Source data
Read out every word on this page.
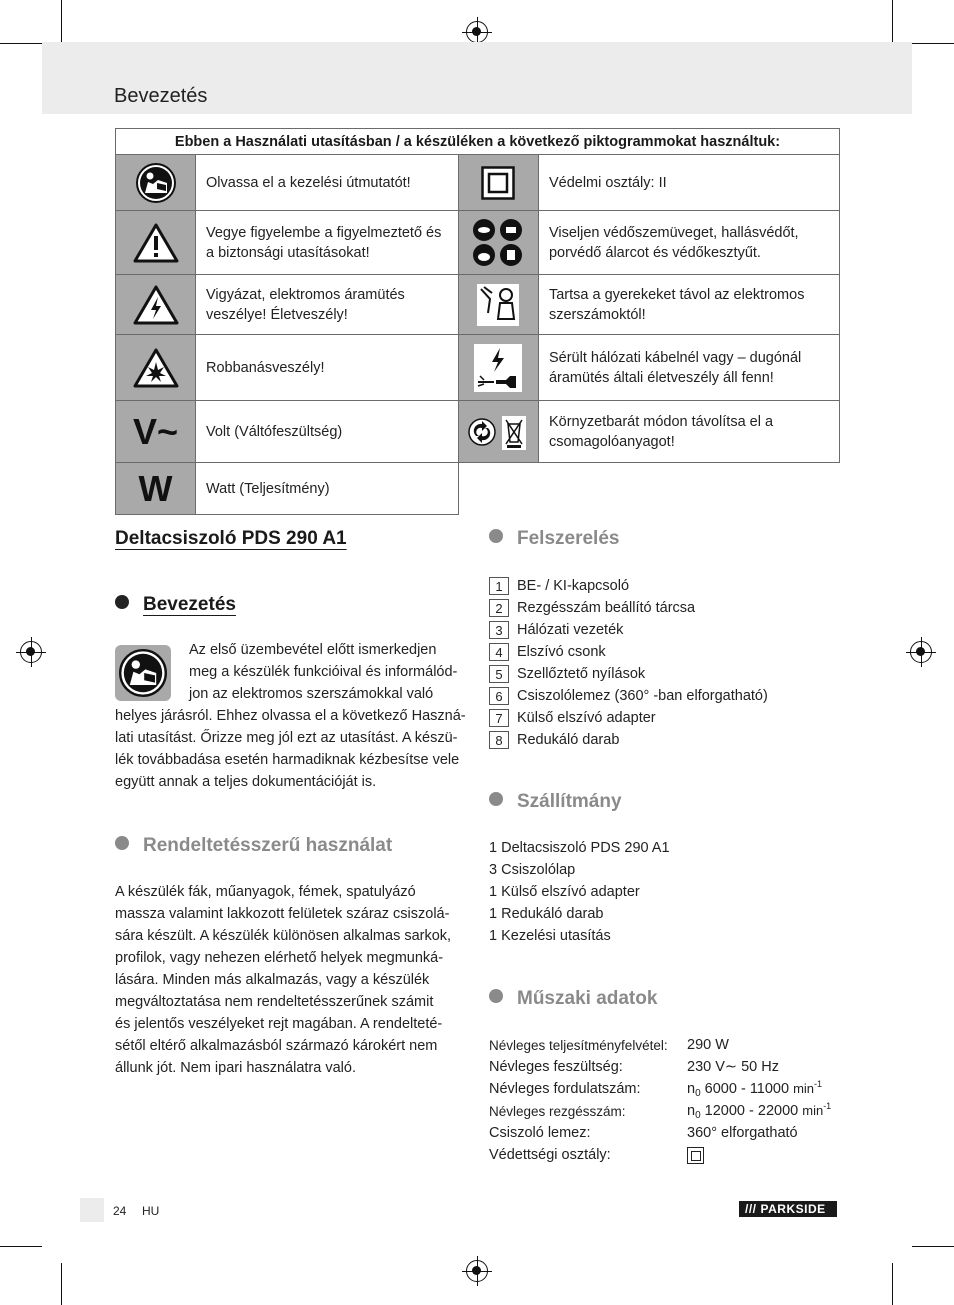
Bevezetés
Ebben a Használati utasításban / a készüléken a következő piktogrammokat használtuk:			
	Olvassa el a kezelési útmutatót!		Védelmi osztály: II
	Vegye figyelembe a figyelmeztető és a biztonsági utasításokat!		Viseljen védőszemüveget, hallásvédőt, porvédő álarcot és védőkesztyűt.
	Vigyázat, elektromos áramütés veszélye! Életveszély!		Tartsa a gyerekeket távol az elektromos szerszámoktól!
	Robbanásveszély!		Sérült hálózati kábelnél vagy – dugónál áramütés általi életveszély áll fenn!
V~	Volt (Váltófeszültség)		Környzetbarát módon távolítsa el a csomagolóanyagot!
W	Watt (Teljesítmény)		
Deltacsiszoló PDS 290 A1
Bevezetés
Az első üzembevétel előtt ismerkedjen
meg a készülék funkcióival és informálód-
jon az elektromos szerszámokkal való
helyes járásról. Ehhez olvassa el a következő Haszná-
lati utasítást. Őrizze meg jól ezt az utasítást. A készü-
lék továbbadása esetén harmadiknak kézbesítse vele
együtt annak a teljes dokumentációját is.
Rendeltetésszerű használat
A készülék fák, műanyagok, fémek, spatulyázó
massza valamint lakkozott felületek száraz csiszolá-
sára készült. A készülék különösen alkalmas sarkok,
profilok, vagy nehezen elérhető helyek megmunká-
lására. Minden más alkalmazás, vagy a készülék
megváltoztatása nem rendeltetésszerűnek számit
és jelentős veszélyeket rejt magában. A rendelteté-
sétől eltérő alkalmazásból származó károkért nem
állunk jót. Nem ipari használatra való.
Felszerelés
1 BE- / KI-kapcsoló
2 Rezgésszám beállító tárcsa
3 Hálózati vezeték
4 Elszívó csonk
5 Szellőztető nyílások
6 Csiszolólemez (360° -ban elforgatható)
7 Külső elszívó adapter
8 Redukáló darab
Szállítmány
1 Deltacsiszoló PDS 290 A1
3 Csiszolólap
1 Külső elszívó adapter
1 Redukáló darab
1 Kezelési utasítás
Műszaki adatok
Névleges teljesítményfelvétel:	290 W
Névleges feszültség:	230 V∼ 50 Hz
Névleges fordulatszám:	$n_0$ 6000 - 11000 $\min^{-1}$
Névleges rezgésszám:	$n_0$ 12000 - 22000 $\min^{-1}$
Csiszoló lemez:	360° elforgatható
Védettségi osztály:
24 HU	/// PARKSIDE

---

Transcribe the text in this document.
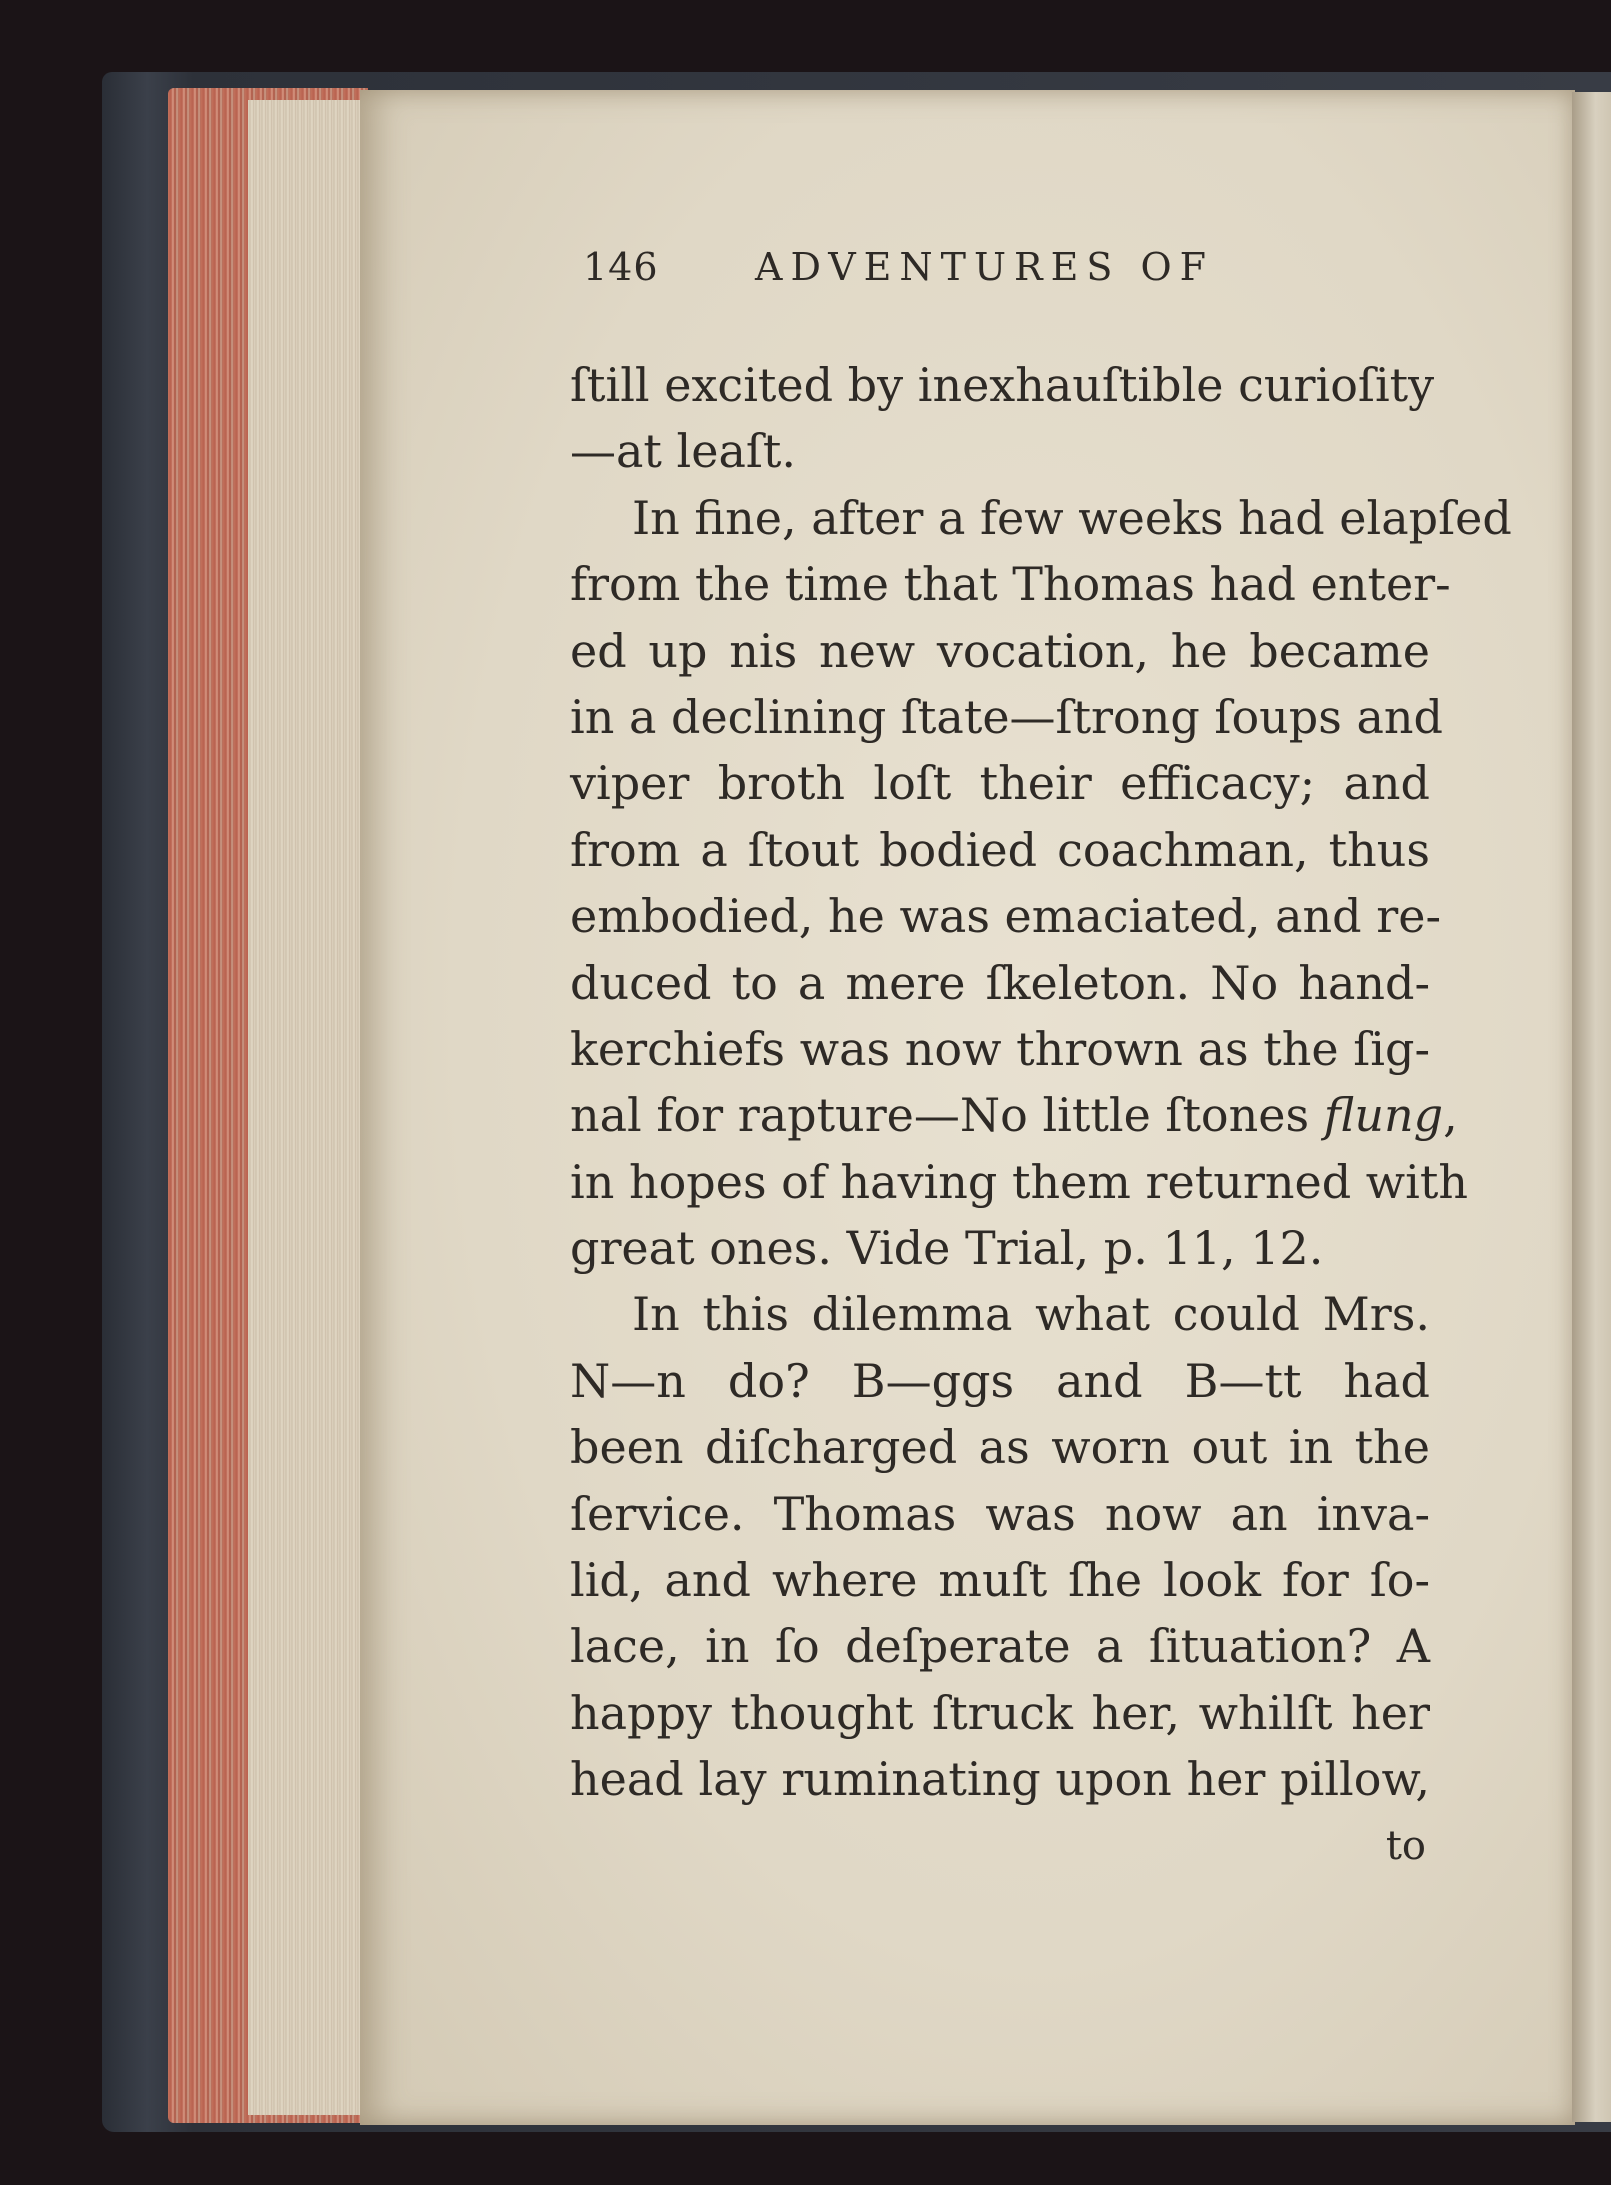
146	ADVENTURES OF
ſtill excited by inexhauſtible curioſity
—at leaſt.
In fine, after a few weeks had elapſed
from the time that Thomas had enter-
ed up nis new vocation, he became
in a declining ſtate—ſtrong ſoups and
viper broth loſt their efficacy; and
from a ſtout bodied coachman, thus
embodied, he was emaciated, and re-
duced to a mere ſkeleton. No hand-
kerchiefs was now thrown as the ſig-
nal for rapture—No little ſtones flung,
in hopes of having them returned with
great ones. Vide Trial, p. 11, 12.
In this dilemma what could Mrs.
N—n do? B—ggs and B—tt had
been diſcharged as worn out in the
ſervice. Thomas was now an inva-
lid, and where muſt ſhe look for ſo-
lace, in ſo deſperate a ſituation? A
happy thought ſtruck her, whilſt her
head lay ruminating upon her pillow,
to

...

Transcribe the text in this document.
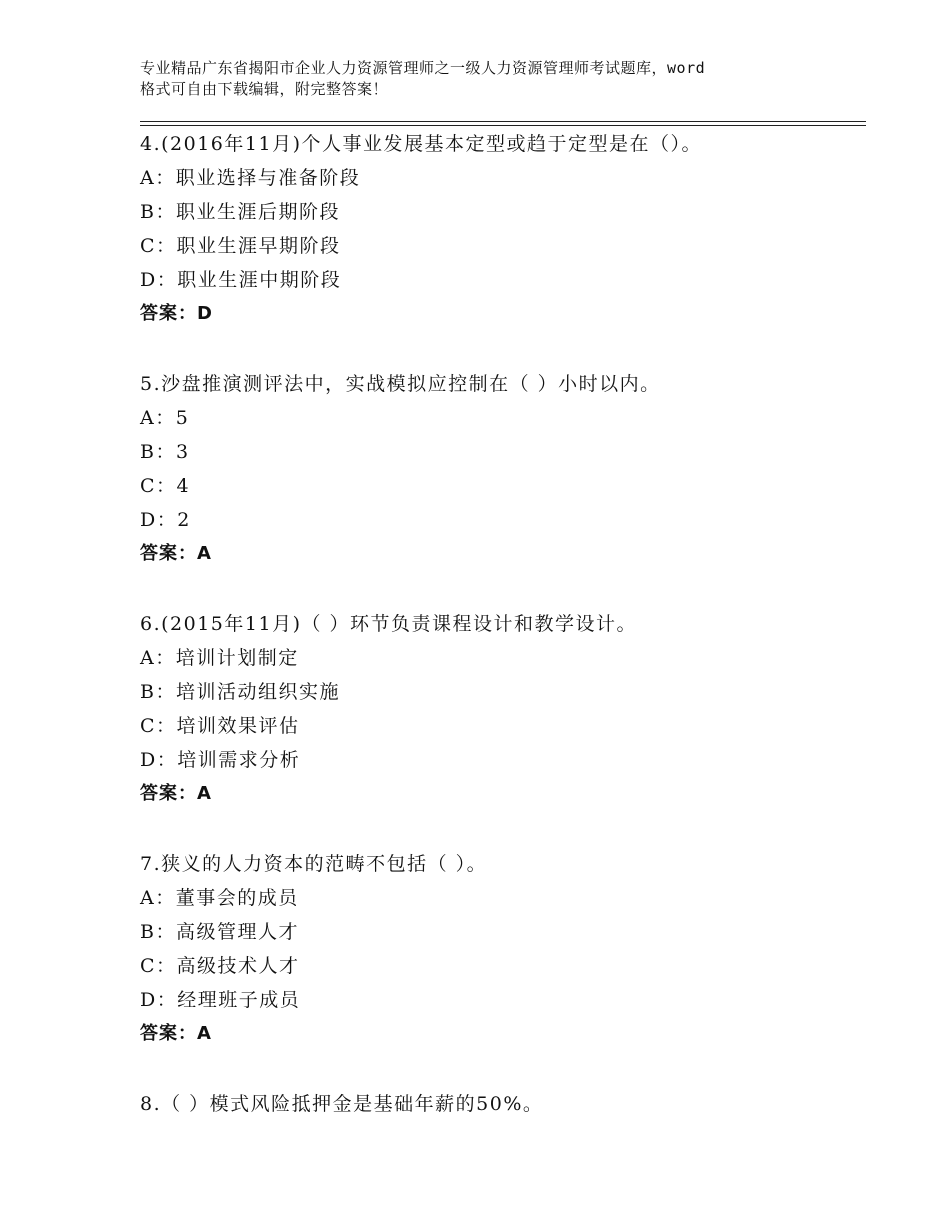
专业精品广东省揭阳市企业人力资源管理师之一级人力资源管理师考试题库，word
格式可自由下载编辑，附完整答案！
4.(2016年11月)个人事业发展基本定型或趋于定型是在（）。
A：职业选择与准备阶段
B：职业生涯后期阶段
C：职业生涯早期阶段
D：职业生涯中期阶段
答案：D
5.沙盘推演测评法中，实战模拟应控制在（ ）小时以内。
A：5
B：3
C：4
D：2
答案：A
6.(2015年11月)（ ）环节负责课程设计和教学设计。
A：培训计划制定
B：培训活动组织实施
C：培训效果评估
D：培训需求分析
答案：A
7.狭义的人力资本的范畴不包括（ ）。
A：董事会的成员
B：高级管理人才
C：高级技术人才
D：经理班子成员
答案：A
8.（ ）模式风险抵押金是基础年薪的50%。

## WHAT THE TASK REQUIRES
Filter the records for lines holding the string "osztály". Copy each one.

## RESPONSE
	Olvassa el a kezelési útmutatót!		Védelmi osztály: II
Védettségi osztály:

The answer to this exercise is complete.